EXERCISE DESCRIPTION
In the listing below, count the lines containing the string "сталь" and state only the number.
----------------
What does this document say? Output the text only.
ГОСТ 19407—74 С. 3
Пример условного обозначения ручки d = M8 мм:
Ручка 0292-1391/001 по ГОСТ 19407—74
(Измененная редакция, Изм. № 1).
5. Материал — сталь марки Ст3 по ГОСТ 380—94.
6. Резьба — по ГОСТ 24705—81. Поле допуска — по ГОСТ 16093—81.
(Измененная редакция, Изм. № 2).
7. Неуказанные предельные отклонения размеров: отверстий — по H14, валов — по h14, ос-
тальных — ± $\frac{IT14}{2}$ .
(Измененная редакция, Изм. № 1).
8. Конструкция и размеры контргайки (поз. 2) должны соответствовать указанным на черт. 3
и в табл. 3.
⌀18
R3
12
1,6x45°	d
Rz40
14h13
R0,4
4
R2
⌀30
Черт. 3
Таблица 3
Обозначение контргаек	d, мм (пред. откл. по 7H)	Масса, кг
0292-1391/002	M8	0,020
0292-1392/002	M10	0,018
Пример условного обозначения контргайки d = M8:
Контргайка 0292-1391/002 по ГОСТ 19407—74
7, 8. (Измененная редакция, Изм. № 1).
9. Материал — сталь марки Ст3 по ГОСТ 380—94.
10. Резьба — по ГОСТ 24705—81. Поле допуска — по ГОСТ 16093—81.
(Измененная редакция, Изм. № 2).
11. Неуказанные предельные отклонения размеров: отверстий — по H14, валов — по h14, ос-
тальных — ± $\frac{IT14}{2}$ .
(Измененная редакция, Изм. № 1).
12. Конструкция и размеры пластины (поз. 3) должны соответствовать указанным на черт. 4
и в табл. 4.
----------------
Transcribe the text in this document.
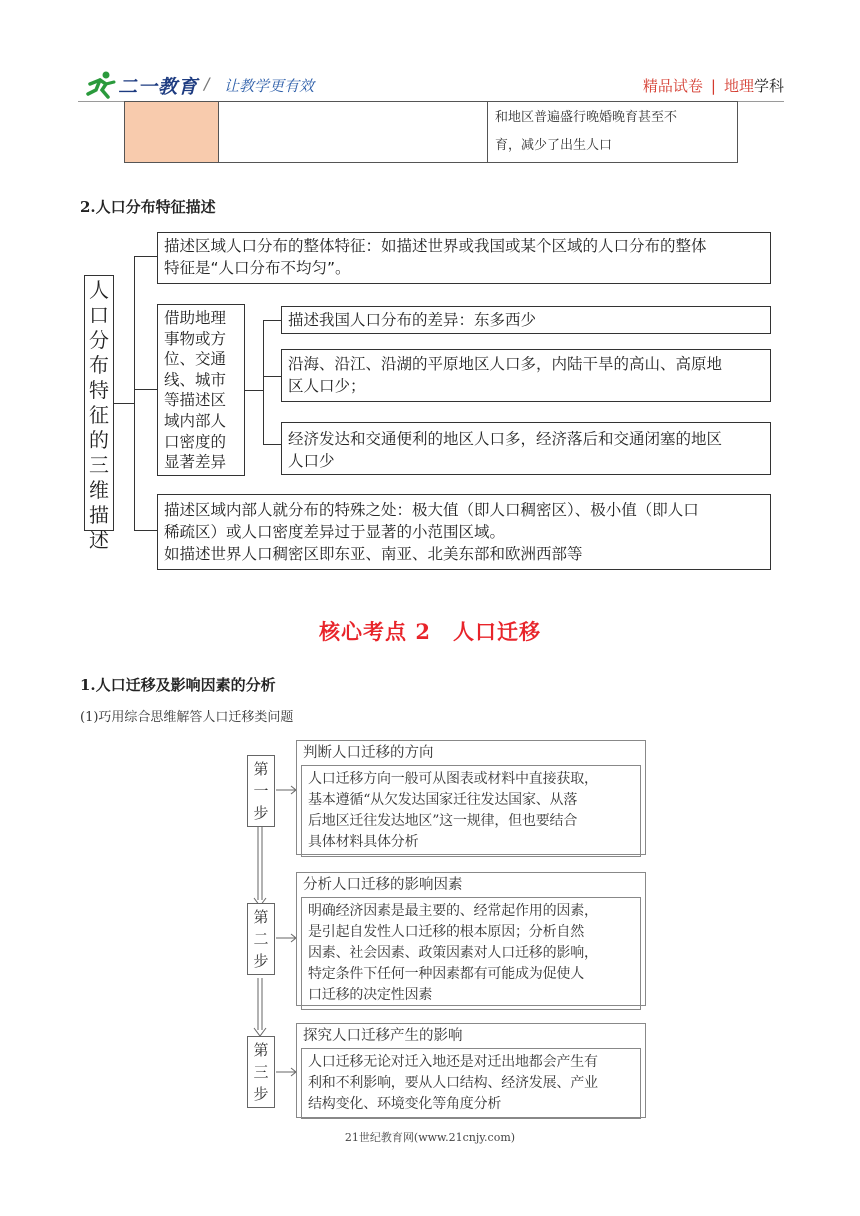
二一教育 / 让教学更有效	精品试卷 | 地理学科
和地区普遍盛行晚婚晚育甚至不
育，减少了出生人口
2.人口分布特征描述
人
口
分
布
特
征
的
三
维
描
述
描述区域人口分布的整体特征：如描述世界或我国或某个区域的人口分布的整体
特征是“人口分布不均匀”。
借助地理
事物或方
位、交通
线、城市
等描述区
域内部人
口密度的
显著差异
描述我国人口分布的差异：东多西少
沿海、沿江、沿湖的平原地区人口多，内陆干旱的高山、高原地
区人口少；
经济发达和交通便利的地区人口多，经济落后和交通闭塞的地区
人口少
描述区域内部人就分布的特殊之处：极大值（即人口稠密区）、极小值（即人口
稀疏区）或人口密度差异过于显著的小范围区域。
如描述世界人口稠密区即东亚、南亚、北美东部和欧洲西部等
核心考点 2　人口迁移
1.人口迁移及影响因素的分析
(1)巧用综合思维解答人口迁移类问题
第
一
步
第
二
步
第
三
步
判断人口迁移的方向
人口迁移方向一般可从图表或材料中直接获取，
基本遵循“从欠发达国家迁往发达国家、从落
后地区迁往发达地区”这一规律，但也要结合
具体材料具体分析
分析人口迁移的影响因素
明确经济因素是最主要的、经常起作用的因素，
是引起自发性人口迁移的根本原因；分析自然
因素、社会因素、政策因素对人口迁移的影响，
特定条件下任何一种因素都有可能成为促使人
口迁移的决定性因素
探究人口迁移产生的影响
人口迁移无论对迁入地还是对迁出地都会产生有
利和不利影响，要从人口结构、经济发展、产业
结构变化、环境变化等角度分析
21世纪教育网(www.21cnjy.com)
----------------
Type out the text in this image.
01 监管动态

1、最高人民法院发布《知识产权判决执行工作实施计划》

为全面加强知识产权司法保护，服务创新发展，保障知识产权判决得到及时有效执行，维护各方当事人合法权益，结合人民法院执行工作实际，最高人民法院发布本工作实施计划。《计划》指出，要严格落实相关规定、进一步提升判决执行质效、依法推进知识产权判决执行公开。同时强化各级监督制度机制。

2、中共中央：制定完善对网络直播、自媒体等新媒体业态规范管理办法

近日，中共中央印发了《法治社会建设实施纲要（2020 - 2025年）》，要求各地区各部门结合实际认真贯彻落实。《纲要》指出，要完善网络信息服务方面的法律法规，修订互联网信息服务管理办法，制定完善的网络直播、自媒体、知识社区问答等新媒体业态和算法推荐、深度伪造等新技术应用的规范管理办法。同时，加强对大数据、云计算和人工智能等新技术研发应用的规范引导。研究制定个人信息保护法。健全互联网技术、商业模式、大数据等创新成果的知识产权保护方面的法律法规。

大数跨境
----------------
REPLY TO THE EXERCISE
2